**Written exercise:** Starting at the line that holds "Extract the structured", set down each line through the end of the listing, exactly as written and with nothing added.

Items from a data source
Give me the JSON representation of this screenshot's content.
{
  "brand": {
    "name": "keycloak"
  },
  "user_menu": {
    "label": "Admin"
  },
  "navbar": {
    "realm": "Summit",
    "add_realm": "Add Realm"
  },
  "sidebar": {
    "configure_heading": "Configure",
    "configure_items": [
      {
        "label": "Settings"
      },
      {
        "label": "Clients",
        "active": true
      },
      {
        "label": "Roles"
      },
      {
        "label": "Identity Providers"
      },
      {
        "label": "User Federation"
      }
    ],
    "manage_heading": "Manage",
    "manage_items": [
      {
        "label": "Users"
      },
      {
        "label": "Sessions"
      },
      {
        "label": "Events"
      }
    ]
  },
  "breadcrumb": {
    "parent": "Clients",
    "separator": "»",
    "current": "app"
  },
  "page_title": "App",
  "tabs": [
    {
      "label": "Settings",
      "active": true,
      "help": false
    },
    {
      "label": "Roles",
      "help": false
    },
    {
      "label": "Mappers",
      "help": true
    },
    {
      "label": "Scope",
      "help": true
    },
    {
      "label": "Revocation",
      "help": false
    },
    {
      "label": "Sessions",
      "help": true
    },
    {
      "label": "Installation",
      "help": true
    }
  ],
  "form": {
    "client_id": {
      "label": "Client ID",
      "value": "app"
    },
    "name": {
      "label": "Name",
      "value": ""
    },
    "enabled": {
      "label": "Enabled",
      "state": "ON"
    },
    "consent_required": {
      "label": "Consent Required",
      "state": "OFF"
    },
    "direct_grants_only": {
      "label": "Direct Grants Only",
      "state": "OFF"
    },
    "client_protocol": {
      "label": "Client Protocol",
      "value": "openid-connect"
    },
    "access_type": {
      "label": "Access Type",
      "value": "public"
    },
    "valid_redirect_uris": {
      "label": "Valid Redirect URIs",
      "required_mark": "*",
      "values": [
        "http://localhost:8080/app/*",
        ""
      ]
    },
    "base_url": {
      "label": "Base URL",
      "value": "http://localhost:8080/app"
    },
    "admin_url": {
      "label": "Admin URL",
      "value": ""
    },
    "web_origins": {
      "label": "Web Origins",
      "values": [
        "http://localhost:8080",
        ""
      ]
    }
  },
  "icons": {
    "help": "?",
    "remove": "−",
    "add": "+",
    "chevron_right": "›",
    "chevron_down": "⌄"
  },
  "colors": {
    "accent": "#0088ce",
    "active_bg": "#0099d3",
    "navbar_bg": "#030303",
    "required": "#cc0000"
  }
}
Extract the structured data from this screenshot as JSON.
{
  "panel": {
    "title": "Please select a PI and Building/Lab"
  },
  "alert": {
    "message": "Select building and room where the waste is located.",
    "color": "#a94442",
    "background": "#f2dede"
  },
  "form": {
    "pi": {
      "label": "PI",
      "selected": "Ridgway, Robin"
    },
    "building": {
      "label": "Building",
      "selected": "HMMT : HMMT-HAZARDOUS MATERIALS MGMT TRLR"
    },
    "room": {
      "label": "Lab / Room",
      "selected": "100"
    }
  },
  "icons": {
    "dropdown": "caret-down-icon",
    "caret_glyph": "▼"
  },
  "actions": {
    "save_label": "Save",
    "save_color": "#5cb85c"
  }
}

**Answer:**
Extract the structured data from this screenshot as JSON.
{
  "panel": {
    "title": "Please select a PI and Building/Lab"
  },
  "alert": {
    "message": "Select building and room where the waste is located.",
    "color": "#a94442",
    "background": "#f2dede"
  },
  "form": {
    "pi": {
      "label": "PI",
      "selected": "Ridgway, Robin"
    },
    "building": {
      "label": "Building",
      "selected": "HMMT : HMMT-HAZARDOUS MATERIALS MGMT TRLR"
    },
    "room": {
      "label": "Lab / Room",
      "selected": "100"
    }
  },
  "icons": {
    "dropdown": "caret-down-icon",
    "caret_glyph": "▼"
  },
  "actions": {
    "save_label": "Save",
    "save_color": "#5cb85c"
  }
}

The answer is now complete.